Fragmento del texto >>
::::

Un final memorable: el barbero acaba de rejuvenecer a Dirk Bogarde y lo despide con un vaticinio: “Ahora sí, il signore está preparado para enamorarse”. Bogarde sale a una Venecia azotada por la peste. Recorre calles en llamas. Sueña con su estrepitoso fracaso y al día siguiente visita una playa semidesierta en busca de Tadzio, el joven andrógino que ha encendido la brasa de su deseo. Bogarde llega desarmado, tambaleante, al punto de que alguien debe servirle de sostén. Afortunadamente, encuentra una reposera cerca y desde allí reconoce la esbelta figura del efebo, observa sus movimientos, los juegos de manos con otro adolescente. Mientras, su semblante adulto se va corrompiendo, Bogarde sufre, tiembla, trema, se estremece de pasión, se ha convertido en lo que en efecto siempre fue, un arroyo de cenizas.
A continuación (ya suena la Quinta Sinfonía de Mahler), lo vemos a Tadzio avanzar solo (ha reñido con su amigo), hacia la orilla del mar. Camina molesto, turbado, la cabeza gacha. Avanza el joven andrógino hasta adentrarse en las primeras aguas. De pronto, detiene su marcha y señala el horizonte: es el país del amor, el país que Bogarde, con las pocas fuerzas que le quedan (y con un hilo de tintura recorriendo su mejilla), pretende alcanzar. Será el último arrebato antes de morir.

::::

Listado de origen >>
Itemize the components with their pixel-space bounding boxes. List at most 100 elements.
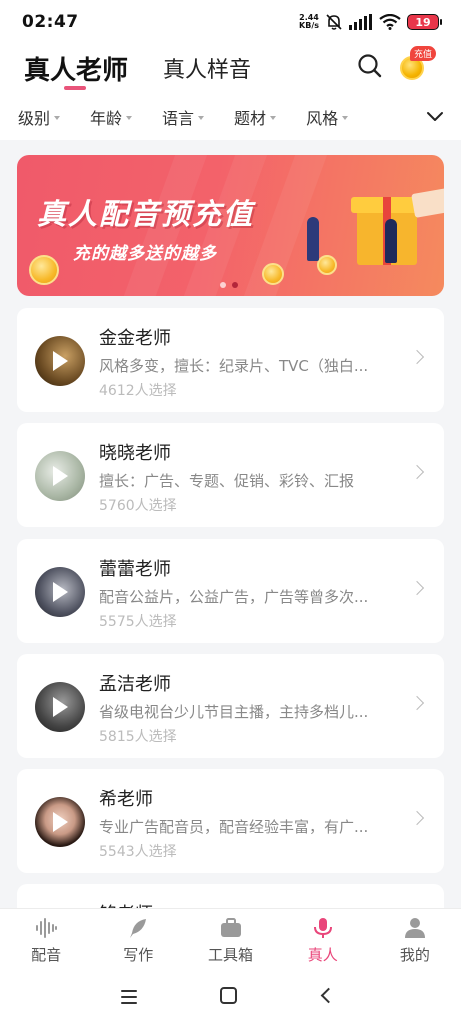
teacher-selection-count: 5575人选择 [99,614,177,630]
nav-toolbox[interactable]: 工具箱 [184,909,276,968]
teacher-description: 配音公益片，公益广告，广告等曾多次... [99,588,369,606]
teacher-description: 专业广告配音员，配音经验丰富，有广... [99,818,369,836]
chevron-right-icon [409,810,425,826]
avatar[interactable] [35,336,85,386]
card-illustration [411,188,444,218]
play-icon [53,351,68,371]
filter-age[interactable]: 年龄 [90,105,133,129]
coin-icon [317,255,337,275]
avatar[interactable] [35,682,85,732]
net-speed-unit: KB/s [299,21,319,30]
caret-down-icon [342,116,349,120]
nav-real-person[interactable]: 真人 [277,909,369,968]
play-icon [53,582,68,602]
caret-down-icon [54,116,61,120]
status-time: 02:47 [22,12,79,32]
recharge-banner[interactable]: 真人配音预充值 充的越多送的越多 [17,155,444,296]
net-speed: 2.44 KB/s [299,14,319,30]
teacher-card[interactable]: 金金老师 风格多变，擅长：纪录片、TVC（独白... 4612人选择 [17,308,444,412]
bottom-nav: 配音 写作 工具箱 真人 我的 [0,908,461,968]
search-button[interactable] [356,52,384,80]
search-icon [358,54,382,78]
signal-icon [349,14,372,30]
chevron-right-icon [409,695,425,711]
teacher-name: 蕾蕾老师 [99,559,171,580]
recharge-button[interactable]: 充值 [398,46,437,82]
waveform-icon [36,918,58,938]
coin-icon [29,255,59,285]
banner-subtitle: 充的越多送的越多 [73,244,217,264]
teacher-card[interactable]: 蕾蕾老师 配音公益片，公益广告，广告等曾多次... 5575人选择 [17,539,444,643]
teacher-selection-count: 5815人选择 [99,729,177,745]
header: 真人老师 真人样音 充值 [0,44,461,94]
filter-style[interactable]: 风格 [306,105,349,129]
nav-label: 写作 [123,946,154,964]
teacher-selection-count: 5543人选择 [99,844,177,860]
filter-level[interactable]: 级别 [18,105,61,129]
filter-label: 年龄 [90,109,123,128]
chevron-down-icon [427,112,443,121]
nav-label: 真人 [307,946,338,964]
chevron-right-icon [409,464,425,480]
filter-label: 级别 [18,109,51,128]
banner-pagination [220,282,238,288]
filter-label: 语言 [162,109,195,128]
play-icon [53,697,68,717]
teacher-name: 金金老师 [99,328,171,349]
home-icon[interactable] [220,987,237,1004]
filter-theme[interactable]: 题材 [234,105,277,129]
person-illustration [385,219,397,263]
battery-icon: 19 [407,14,442,30]
teacher-card[interactable]: 希老师 专业广告配音员，配音经验丰富，有广... 5543人选择 [17,769,444,873]
pagination-dot-active[interactable] [232,282,238,288]
coin-icon [262,263,284,285]
avatar[interactable] [35,451,85,501]
nav-mine[interactable]: 我的 [369,909,461,968]
battery-level: 19 [415,15,431,29]
teacher-name: 晓晓老师 [99,443,171,464]
mute-bell-icon [326,14,342,30]
avatar[interactable] [35,797,85,847]
pagination-dot[interactable] [220,282,226,288]
feather-icon [130,919,147,938]
tab-real-samples[interactable]: 真人样音 [163,52,251,84]
filter-language[interactable]: 语言 [162,105,205,129]
banner-title: 真人配音预充值 [37,197,255,231]
caret-down-icon [198,116,205,120]
play-icon [53,466,68,486]
avatar[interactable] [35,567,85,617]
nav-label: 工具箱 [208,946,254,964]
filter-expand-button[interactable] [425,106,445,126]
teacher-selection-count: 4612人选择 [99,383,177,399]
tab-active-indicator [64,86,86,90]
status-icons: 2.44 KB/s 19 [299,13,442,31]
nav-label: 我的 [399,946,430,964]
play-icon [53,812,68,832]
teacher-selection-count: 5760人选择 [99,498,177,514]
teacher-name: 希老师 [99,789,153,810]
caret-down-icon [126,116,133,120]
filter-bar: 级别 年龄 语言 题材 风格 [0,94,461,140]
teacher-description: 风格多变，擅长：纪录片、TVC（独白... [99,357,369,375]
back-icon[interactable] [320,987,337,1004]
filter-label: 风格 [306,109,339,128]
person-icon [404,918,425,938]
nav-dubbing[interactable]: 配音 [0,909,92,968]
teacher-description: 省级电视台少儿节目主播，主持多档儿... [99,703,369,721]
nav-label: 配音 [31,946,62,964]
wifi-icon [379,14,401,30]
teacher-name: 孟洁老师 [99,674,171,695]
system-nav-bar [0,968,461,1024]
person-illustration [307,217,319,261]
tab-real-teacher[interactable]: 真人老师 [24,50,128,87]
nav-writing[interactable]: 写作 [92,909,184,968]
recharge-badge: 充值 [410,46,437,61]
menu-icon[interactable] [121,990,137,1008]
filter-label: 题材 [234,109,267,128]
teacher-card[interactable]: 孟洁老师 省级电视台少儿节目主播，主持多档儿... 5815人选择 [17,654,444,758]
chevron-right-icon [409,349,425,365]
teacher-description: 擅长：广告、专题、促销、彩铃、汇报 [99,472,355,490]
teacher-card[interactable]: 晓晓老师 擅长：广告、专题、促销、彩铃、汇报 5760人选择 [17,423,444,527]
microphone-icon [313,918,332,938]
status-bar: 02:47 2.44 KB/s 19 [0,0,461,44]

::::

Problemas por resolver >>
(a) Copia otra vez el fragmento del texto desde "Un final memorable: el" hasta "arroyo de cenizas.", cambiando "barbero" por "peluquero".
(b) Por favor, reproduce sin cambios las líneas del listado desde la que contiene "teacher-selection-count: 5575人选择 [99,614,177,630]" hasta la que contiene "status-time: 02:47 [22,12,79,32]", ambas incluidas.

Soluciones en orden >>
(a)
Un final memorable: el peluquero acaba de rejuvenecer a Dirk Bogarde y lo despide con un vaticinio: “Ahora sí, il signore está preparado para enamorarse”. Bogarde sale a una Venecia azotada por la peste. Recorre calles en llamas. Sueña con su estrepitoso fracaso y al día siguiente visita una playa semidesierta en busca de Tadzio, el joven andrógino que ha encendido la brasa de su deseo. Bogarde llega desarmado, tambaleante, al punto de que alguien debe servirle de sostén. Afortunadamente, encuentra una reposera cerca y desde allí reconoce la esbelta figura del efebo, observa sus movimientos, los juegos de manos con otro adolescente. Mientras, su semblante adulto se va corrompiendo, Bogarde sufre, tiembla, trema, se estremece de pasión, se ha convertido en lo que en efecto siempre fue, un arroyo de cenizas.

(b)
teacher-selection-count: 5575人选择 [99,614,177,630]
nav-toolbox[interactable]: 工具箱 [184,909,276,968]
teacher-description: 配音公益片，公益广告，广告等曾多次... [99,588,369,606]
teacher-description: 专业广告配音员，配音经验丰富，有广... [99,818,369,836]
chevron-right-icon [409,810,425,826]
avatar[interactable] [35,336,85,386]
card-illustration [411,188,444,218]
play-icon [53,351,68,371]
filter-age[interactable]: 年龄 [90,105,133,129]
coin-icon [317,255,337,275]
avatar[interactable] [35,682,85,732]
net-speed-unit: KB/s [299,21,319,30]
caret-down-icon [342,116,349,120]
nav-real-person[interactable]: 真人 [277,909,369,968]
play-icon [53,582,68,602]
caret-down-icon [54,116,61,120]
status-time: 02:47 [22,12,79,32]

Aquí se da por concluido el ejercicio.